_TASK DETAILS:_
Provide an exact reproduction of every entry.

_Source data:_

.....

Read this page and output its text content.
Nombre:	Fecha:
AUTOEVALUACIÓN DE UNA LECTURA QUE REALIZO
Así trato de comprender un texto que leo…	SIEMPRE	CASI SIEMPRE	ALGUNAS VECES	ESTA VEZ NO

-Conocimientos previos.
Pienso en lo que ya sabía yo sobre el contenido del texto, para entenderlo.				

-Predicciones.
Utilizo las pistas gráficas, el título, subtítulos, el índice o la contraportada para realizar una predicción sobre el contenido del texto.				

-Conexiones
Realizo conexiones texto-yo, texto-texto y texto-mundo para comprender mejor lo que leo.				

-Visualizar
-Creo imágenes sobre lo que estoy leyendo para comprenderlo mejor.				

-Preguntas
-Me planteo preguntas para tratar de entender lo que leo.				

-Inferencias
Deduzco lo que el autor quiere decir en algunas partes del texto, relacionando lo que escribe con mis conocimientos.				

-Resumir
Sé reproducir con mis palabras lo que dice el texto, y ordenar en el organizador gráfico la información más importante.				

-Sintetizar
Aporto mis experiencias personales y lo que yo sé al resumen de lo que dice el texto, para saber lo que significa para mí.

.....

_PROBLEM SOLUTION:_
Read this page and output its text content.
Nombre:	Fecha:
AUTOEVALUACIÓN DE UNA LECTURA QUE REALIZO
Así trato de comprender un texto que leo…	SIEMPRE	CASI SIEMPRE	ALGUNAS VECES	ESTA VEZ NO

-Conocimientos previos.
Pienso en lo que ya sabía yo sobre el contenido del texto, para entenderlo.				

-Predicciones.
Utilizo las pistas gráficas, el título, subtítulos, el índice o la contraportada para realizar una predicción sobre el contenido del texto.				

-Conexiones
Realizo conexiones texto-yo, texto-texto y texto-mundo para comprender mejor lo que leo.				

-Visualizar
-Creo imágenes sobre lo que estoy leyendo para comprenderlo mejor.				

-Preguntas
-Me planteo preguntas para tratar de entender lo que leo.				

-Inferencias
Deduzco lo que el autor quiere decir en algunas partes del texto, relacionando lo que escribe con mis conocimientos.				

-Resumir
Sé reproducir con mis palabras lo que dice el texto, y ordenar en el organizador gráfico la información más importante.				

-Sintetizar
Aporto mis experiencias personales y lo que yo sé al resumen de lo que dice el texto, para saber lo que significa para mí.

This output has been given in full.